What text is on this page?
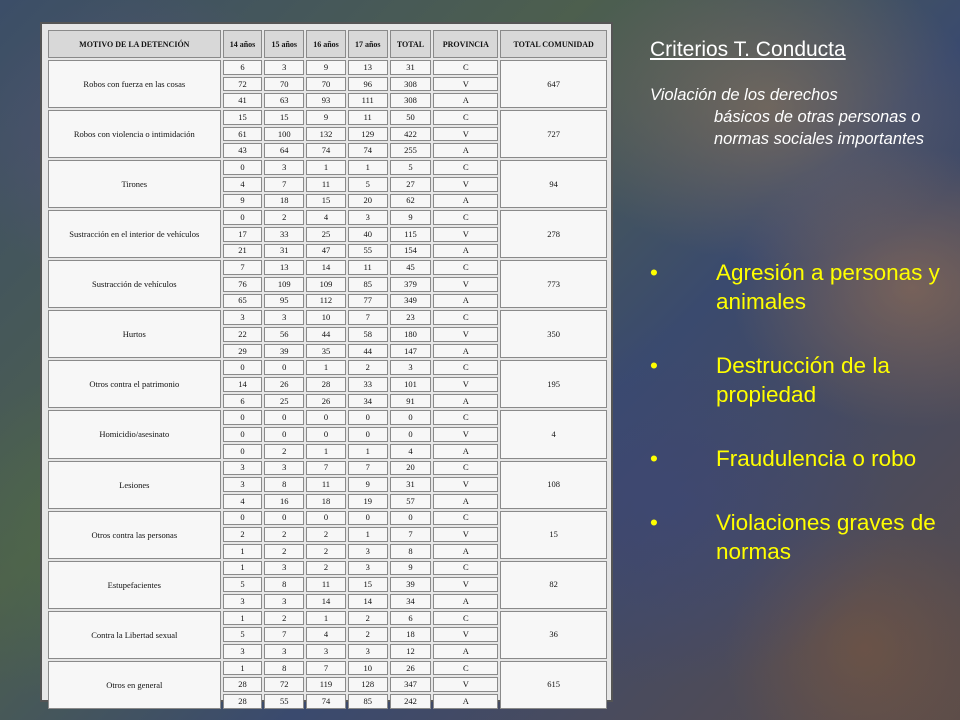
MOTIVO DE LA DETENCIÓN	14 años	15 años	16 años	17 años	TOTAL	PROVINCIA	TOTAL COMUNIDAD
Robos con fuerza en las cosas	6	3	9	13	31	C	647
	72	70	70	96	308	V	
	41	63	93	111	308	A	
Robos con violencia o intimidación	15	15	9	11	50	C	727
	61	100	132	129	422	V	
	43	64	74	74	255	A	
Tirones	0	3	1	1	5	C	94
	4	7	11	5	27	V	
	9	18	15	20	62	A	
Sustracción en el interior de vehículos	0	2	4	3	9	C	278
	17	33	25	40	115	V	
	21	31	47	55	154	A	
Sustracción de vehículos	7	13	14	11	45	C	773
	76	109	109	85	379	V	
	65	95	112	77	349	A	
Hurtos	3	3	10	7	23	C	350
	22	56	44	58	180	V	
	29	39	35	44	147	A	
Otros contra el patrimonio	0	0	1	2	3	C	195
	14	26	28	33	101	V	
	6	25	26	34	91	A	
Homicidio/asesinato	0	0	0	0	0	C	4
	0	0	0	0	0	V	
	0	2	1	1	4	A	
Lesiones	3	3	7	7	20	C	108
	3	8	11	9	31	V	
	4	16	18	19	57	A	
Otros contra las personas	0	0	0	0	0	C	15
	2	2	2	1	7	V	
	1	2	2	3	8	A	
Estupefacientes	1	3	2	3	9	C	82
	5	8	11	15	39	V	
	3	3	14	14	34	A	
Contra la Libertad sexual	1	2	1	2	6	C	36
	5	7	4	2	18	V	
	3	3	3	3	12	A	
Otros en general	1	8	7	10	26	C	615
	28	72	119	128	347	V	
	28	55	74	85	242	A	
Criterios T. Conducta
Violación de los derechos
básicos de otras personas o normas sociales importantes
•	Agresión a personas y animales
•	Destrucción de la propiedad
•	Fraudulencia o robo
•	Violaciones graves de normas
-- -- --
Without including any picture, repeat the data exactly.

What text is on this page?
MOTIVO DE LA DETENCIÓN	14 años	15 años	16 años	17 años	TOTAL	PROVINCIA	TOTAL COMUNIDAD
Robos con fuerza en las cosas	6	3	9	13	31	C	647
	72	70	70	96	308	V	
	41	63	93	111	308	A	
Robos con violencia o intimidación	15	15	9	11	50	C	727
	61	100	132	129	422	V	
	43	64	74	74	255	A	
Tirones	0	3	1	1	5	C	94
	4	7	11	5	27	V	
	9	18	15	20	62	A	
Sustracción en el interior de vehículos	0	2	4	3	9	C	278
	17	33	25	40	115	V	
	21	31	47	55	154	A	
Sustracción de vehículos	7	13	14	11	45	C	773
	76	109	109	85	379	V	
	65	95	112	77	349	A	
Hurtos	3	3	10	7	23	C	350
	22	56	44	58	180	V	
	29	39	35	44	147	A	
Otros contra el patrimonio	0	0	1	2	3	C	195
	14	26	28	33	101	V	
	6	25	26	34	91	A	
Homicidio/asesinato	0	0	0	0	0	C	4
	0	0	0	0	0	V	
	0	2	1	1	4	A	
Lesiones	3	3	7	7	20	C	108
	3	8	11	9	31	V	
	4	16	18	19	57	A	
Otros contra las personas	0	0	0	0	0	C	15
	2	2	2	1	7	V	
	1	2	2	3	8	A	
Estupefacientes	1	3	2	3	9	C	82
	5	8	11	15	39	V	
	3	3	14	14	34	A	
Contra la Libertad sexual	1	2	1	2	6	C	36
	5	7	4	2	18	V	
	3	3	3	3	12	A	
Otros en general	1	8	7	10	26	C	615
	28	72	119	128	347	V	
	28	55	74	85	242	A	
Criterios T. Conducta
Violación de los derechos
básicos de otras personas o normas sociales importantes
•	Agresión a personas y animales
•	Destrucción de la propiedad
•	Fraudulencia o robo
•	Violaciones graves de normas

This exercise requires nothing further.